# TASK DIRECTIONS:
Print the records again, character for character.

[RECORDED INFORMATION start]

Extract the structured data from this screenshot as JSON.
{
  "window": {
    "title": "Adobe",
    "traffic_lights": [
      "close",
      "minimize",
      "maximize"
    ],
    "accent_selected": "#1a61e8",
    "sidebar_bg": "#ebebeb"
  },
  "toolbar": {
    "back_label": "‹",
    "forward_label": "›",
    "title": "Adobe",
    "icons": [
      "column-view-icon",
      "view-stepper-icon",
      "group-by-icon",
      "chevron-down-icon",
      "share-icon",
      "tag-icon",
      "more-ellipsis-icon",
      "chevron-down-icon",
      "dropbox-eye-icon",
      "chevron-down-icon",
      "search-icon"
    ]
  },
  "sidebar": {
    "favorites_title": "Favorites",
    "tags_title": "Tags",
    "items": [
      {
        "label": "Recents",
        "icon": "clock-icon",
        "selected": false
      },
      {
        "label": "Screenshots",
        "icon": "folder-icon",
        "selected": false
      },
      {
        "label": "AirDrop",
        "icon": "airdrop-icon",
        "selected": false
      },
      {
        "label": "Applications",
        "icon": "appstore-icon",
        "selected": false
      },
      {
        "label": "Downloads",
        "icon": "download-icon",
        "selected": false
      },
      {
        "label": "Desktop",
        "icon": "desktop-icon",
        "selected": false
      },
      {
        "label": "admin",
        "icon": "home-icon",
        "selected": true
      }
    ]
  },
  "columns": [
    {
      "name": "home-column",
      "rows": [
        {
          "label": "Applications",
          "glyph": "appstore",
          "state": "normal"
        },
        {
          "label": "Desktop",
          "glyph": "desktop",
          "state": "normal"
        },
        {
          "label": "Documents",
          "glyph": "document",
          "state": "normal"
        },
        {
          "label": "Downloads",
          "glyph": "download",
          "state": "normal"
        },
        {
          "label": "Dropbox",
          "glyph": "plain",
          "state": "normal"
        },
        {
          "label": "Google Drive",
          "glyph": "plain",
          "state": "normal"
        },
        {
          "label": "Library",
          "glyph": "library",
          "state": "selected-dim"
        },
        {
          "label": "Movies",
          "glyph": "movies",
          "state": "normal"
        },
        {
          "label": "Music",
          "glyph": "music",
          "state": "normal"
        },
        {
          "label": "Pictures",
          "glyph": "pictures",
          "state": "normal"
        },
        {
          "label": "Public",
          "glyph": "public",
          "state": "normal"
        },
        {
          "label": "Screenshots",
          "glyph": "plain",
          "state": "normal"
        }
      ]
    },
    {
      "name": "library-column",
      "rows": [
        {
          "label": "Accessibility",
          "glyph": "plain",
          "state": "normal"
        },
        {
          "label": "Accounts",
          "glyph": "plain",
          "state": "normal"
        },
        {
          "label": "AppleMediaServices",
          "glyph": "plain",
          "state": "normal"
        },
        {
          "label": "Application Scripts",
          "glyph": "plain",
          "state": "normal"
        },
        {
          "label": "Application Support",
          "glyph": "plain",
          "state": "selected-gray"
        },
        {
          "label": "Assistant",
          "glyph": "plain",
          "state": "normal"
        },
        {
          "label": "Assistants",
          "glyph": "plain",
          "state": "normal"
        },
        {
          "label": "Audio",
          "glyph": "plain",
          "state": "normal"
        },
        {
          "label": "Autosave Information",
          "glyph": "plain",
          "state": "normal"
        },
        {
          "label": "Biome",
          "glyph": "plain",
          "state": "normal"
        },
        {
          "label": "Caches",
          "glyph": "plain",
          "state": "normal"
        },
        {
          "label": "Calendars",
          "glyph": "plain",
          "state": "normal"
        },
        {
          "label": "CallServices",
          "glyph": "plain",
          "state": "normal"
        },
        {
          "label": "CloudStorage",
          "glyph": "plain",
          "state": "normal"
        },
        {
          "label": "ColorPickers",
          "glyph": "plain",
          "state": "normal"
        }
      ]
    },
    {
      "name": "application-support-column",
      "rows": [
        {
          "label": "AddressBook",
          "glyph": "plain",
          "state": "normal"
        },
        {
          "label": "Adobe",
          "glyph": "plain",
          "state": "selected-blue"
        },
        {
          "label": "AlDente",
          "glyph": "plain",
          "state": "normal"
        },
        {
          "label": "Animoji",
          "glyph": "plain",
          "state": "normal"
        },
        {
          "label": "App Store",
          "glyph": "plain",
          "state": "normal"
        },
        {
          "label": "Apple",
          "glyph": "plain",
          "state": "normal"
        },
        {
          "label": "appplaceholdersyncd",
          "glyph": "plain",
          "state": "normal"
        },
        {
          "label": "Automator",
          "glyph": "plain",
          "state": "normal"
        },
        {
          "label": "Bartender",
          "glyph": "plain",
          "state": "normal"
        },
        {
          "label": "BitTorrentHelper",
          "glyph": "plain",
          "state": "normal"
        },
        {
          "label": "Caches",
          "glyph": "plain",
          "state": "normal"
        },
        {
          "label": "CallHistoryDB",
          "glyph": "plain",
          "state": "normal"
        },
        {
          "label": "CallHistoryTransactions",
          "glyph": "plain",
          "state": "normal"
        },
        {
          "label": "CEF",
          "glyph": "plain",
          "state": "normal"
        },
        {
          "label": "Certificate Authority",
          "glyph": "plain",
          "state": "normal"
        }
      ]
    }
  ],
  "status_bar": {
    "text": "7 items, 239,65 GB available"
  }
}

[RECORDED INFORMATION end]

# TASK RESPONSE:
Extract the structured data from this screenshot as JSON.
{
  "window": {
    "title": "Adobe",
    "traffic_lights": [
      "close",
      "minimize",
      "maximize"
    ],
    "accent_selected": "#1a61e8",
    "sidebar_bg": "#ebebeb"
  },
  "toolbar": {
    "back_label": "‹",
    "forward_label": "›",
    "title": "Adobe",
    "icons": [
      "column-view-icon",
      "view-stepper-icon",
      "group-by-icon",
      "chevron-down-icon",
      "share-icon",
      "tag-icon",
      "more-ellipsis-icon",
      "chevron-down-icon",
      "dropbox-eye-icon",
      "chevron-down-icon",
      "search-icon"
    ]
  },
  "sidebar": {
    "favorites_title": "Favorites",
    "tags_title": "Tags",
    "items": [
      {
        "label": "Recents",
        "icon": "clock-icon",
        "selected": false
      },
      {
        "label": "Screenshots",
        "icon": "folder-icon",
        "selected": false
      },
      {
        "label": "AirDrop",
        "icon": "airdrop-icon",
        "selected": false
      },
      {
        "label": "Applications",
        "icon": "appstore-icon",
        "selected": false
      },
      {
        "label": "Downloads",
        "icon": "download-icon",
        "selected": false
      },
      {
        "label": "Desktop",
        "icon": "desktop-icon",
        "selected": false
      },
      {
        "label": "admin",
        "icon": "home-icon",
        "selected": true
      }
    ]
  },
  "columns": [
    {
      "name": "home-column",
      "rows": [
        {
          "label": "Applications",
          "glyph": "appstore",
          "state": "normal"
        },
        {
          "label": "Desktop",
          "glyph": "desktop",
          "state": "normal"
        },
        {
          "label": "Documents",
          "glyph": "document",
          "state": "normal"
        },
        {
          "label": "Downloads",
          "glyph": "download",
          "state": "normal"
        },
        {
          "label": "Dropbox",
          "glyph": "plain",
          "state": "normal"
        },
        {
          "label": "Google Drive",
          "glyph": "plain",
          "state": "normal"
        },
        {
          "label": "Library",
          "glyph": "library",
          "state": "selected-dim"
        },
        {
          "label": "Movies",
          "glyph": "movies",
          "state": "normal"
        },
        {
          "label": "Music",
          "glyph": "music",
          "state": "normal"
        },
        {
          "label": "Pictures",
          "glyph": "pictures",
          "state": "normal"
        },
        {
          "label": "Public",
          "glyph": "public",
          "state": "normal"
        },
        {
          "label": "Screenshots",
          "glyph": "plain",
          "state": "normal"
        }
      ]
    },
    {
      "name": "library-column",
      "rows": [
        {
          "label": "Accessibility",
          "glyph": "plain",
          "state": "normal"
        },
        {
          "label": "Accounts",
          "glyph": "plain",
          "state": "normal"
        },
        {
          "label": "AppleMediaServices",
          "glyph": "plain",
          "state": "normal"
        },
        {
          "label": "Application Scripts",
          "glyph": "plain",
          "state": "normal"
        },
        {
          "label": "Application Support",
          "glyph": "plain",
          "state": "selected-gray"
        },
        {
          "label": "Assistant",
          "glyph": "plain",
          "state": "normal"
        },
        {
          "label": "Assistants",
          "glyph": "plain",
          "state": "normal"
        },
        {
          "label": "Audio",
          "glyph": "plain",
          "state": "normal"
        },
        {
          "label": "Autosave Information",
          "glyph": "plain",
          "state": "normal"
        },
        {
          "label": "Biome",
          "glyph": "plain",
          "state": "normal"
        },
        {
          "label": "Caches",
          "glyph": "plain",
          "state": "normal"
        },
        {
          "label": "Calendars",
          "glyph": "plain",
          "state": "normal"
        },
        {
          "label": "CallServices",
          "glyph": "plain",
          "state": "normal"
        },
        {
          "label": "CloudStorage",
          "glyph": "plain",
          "state": "normal"
        },
        {
          "label": "ColorPickers",
          "glyph": "plain",
          "state": "normal"
        }
      ]
    },
    {
      "name": "application-support-column",
      "rows": [
        {
          "label": "AddressBook",
          "glyph": "plain",
          "state": "normal"
        },
        {
          "label": "Adobe",
          "glyph": "plain",
          "state": "selected-blue"
        },
        {
          "label": "AlDente",
          "glyph": "plain",
          "state": "normal"
        },
        {
          "label": "Animoji",
          "glyph": "plain",
          "state": "normal"
        },
        {
          "label": "App Store",
          "glyph": "plain",
          "state": "normal"
        },
        {
          "label": "Apple",
          "glyph": "plain",
          "state": "normal"
        },
        {
          "label": "appplaceholdersyncd",
          "glyph": "plain",
          "state": "normal"
        },
        {
          "label": "Automator",
          "glyph": "plain",
          "state": "normal"
        },
        {
          "label": "Bartender",
          "glyph": "plain",
          "state": "normal"
        },
        {
          "label": "BitTorrentHelper",
          "glyph": "plain",
          "state": "normal"
        },
        {
          "label": "Caches",
          "glyph": "plain",
          "state": "normal"
        },
        {
          "label": "CallHistoryDB",
          "glyph": "plain",
          "state": "normal"
        },
        {
          "label": "CallHistoryTransactions",
          "glyph": "plain",
          "state": "normal"
        },
        {
          "label": "CEF",
          "glyph": "plain",
          "state": "normal"
        },
        {
          "label": "Certificate Authority",
          "glyph": "plain",
          "state": "normal"
        }
      ]
    }
  ],
  "status_bar": {
    "text": "7 items, 239,65 GB available"
  }
}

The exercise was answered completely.